(Rows from a dataset)
————

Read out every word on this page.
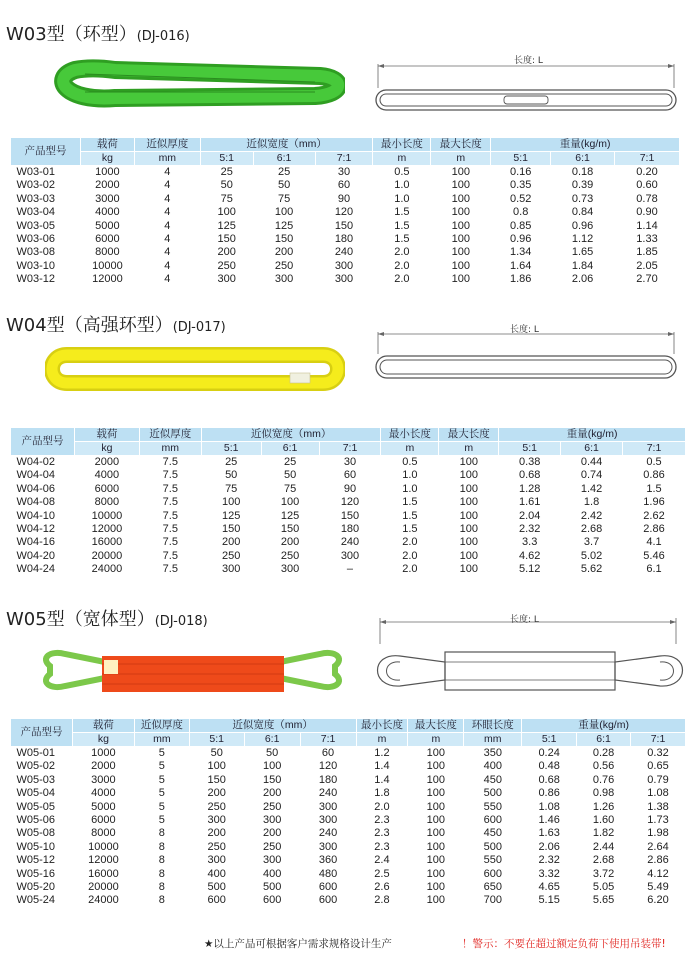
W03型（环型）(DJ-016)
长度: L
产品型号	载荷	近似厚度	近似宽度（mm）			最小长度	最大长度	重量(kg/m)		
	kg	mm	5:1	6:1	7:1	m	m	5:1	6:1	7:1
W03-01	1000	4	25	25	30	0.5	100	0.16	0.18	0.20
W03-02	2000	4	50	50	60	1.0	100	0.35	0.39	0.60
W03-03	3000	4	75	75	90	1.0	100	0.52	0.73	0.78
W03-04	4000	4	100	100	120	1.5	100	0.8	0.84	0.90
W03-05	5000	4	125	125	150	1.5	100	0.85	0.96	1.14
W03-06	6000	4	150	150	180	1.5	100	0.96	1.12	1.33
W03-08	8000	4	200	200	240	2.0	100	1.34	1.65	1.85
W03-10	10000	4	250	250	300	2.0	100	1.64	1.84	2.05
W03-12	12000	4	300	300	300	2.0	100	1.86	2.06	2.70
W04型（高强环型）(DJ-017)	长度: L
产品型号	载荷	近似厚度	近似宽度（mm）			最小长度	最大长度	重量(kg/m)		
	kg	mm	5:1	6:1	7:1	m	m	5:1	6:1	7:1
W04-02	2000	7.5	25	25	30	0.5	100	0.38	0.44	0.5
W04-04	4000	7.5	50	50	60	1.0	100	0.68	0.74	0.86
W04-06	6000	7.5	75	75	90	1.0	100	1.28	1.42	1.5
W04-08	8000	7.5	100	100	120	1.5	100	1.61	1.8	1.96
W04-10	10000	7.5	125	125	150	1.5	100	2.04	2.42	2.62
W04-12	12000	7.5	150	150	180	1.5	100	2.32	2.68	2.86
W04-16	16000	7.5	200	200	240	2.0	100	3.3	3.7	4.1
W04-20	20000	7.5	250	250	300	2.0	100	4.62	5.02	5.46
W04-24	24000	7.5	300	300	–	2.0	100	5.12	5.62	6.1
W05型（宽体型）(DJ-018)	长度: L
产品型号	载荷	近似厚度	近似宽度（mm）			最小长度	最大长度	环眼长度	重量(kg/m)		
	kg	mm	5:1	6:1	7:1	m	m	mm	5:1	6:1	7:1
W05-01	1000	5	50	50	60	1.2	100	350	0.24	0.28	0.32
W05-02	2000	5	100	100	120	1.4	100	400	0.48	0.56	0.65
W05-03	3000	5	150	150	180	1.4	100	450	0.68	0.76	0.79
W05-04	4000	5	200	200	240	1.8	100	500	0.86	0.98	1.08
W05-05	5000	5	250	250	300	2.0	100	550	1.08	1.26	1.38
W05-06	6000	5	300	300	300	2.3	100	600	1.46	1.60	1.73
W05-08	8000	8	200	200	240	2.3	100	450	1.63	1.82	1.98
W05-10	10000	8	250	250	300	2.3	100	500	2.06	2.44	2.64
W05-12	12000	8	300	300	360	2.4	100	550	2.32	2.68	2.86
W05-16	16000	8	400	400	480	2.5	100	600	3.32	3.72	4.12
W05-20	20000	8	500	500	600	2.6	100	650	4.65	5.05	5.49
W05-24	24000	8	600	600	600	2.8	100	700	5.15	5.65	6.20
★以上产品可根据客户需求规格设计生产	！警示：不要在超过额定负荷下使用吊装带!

————

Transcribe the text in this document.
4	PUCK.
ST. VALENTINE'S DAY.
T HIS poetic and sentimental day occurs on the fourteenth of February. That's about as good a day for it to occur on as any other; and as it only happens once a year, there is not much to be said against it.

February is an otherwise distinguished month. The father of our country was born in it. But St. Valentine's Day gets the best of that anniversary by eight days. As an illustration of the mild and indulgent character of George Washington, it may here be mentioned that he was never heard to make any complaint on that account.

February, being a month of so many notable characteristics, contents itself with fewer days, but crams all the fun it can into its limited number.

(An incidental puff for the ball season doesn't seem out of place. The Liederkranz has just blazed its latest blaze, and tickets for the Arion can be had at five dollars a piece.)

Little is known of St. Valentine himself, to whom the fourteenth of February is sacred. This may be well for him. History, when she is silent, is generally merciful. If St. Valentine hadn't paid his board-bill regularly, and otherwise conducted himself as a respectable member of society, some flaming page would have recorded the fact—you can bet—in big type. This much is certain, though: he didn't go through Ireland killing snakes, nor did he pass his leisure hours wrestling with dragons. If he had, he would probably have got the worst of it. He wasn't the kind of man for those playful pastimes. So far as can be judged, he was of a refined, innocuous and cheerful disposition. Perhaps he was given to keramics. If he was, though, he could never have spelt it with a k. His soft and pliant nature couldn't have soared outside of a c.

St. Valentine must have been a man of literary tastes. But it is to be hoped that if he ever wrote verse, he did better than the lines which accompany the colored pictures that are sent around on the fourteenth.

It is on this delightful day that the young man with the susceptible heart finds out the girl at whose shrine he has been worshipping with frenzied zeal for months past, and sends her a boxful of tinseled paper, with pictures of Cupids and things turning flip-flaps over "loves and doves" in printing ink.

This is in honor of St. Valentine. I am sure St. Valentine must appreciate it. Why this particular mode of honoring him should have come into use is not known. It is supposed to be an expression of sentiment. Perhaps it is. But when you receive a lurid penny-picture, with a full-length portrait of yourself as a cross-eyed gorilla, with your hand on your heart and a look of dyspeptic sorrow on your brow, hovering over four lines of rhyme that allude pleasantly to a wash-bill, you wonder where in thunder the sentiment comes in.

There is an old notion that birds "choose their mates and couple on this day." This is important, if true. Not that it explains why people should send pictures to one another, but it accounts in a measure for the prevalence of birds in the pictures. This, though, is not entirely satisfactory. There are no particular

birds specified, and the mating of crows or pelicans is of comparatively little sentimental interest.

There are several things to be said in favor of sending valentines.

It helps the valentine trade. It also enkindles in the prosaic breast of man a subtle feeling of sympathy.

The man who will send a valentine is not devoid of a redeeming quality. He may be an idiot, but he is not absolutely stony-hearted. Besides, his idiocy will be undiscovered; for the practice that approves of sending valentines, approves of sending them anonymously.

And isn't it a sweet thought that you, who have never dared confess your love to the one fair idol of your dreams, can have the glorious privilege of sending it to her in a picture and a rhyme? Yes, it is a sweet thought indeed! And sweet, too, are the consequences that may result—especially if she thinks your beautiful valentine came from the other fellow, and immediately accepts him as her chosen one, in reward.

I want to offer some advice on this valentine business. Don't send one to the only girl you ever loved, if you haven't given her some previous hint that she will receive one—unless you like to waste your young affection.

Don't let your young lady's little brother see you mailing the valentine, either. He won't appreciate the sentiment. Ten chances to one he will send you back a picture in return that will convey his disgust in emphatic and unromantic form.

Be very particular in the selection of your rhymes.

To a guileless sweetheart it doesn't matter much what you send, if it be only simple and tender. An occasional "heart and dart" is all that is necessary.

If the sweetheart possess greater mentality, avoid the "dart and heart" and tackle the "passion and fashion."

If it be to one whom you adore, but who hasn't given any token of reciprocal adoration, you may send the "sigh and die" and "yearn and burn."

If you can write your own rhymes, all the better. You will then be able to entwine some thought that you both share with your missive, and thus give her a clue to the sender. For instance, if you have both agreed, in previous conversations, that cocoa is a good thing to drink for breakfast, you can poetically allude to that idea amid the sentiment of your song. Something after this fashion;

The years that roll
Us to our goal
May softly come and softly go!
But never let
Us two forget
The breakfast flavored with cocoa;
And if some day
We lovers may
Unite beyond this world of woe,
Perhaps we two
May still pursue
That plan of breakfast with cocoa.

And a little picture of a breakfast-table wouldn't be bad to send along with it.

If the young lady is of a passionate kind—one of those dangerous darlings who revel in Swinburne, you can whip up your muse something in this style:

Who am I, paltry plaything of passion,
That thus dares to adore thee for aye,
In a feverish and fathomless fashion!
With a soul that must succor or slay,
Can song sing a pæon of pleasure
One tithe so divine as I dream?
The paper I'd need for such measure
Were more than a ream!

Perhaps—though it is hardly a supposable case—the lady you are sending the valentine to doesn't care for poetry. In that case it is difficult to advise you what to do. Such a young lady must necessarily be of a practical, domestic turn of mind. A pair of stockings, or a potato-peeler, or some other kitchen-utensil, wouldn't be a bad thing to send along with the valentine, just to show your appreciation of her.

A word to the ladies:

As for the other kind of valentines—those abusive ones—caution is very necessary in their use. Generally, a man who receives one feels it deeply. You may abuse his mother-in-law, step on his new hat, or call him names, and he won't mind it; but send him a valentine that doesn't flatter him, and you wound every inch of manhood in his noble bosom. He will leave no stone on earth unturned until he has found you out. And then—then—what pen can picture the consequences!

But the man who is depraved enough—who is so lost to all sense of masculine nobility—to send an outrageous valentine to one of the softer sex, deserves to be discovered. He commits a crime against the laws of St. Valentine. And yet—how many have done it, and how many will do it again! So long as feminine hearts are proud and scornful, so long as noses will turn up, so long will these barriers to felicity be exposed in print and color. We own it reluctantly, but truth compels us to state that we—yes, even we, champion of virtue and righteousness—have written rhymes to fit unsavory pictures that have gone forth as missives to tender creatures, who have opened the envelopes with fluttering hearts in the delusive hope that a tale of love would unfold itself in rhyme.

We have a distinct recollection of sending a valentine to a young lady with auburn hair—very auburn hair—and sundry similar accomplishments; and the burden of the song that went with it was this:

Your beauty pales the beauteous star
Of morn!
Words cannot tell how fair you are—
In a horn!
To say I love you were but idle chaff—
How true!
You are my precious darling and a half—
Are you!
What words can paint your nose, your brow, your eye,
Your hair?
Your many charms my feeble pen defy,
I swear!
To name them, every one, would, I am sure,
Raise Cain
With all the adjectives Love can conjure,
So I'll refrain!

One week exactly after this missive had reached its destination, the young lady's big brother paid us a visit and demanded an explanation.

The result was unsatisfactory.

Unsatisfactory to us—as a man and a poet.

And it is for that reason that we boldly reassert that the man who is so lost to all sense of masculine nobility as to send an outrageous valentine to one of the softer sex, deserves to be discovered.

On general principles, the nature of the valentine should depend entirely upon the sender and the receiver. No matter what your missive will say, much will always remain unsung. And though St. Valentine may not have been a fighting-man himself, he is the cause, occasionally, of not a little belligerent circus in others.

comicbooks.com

————

Task description: List the lines of the material in which the word "things" occurs.

Solved problem:
It is on this delightful day that the young man with the susceptible heart finds out the girl at whose shrine he has been worshipping with frenzied zeal for months past, and sends her a boxful of tinseled paper, with pictures of Cupids and things turning flip-flaps over "loves and doves" in printing ink.
There are several things to be said in favor of sending valentines.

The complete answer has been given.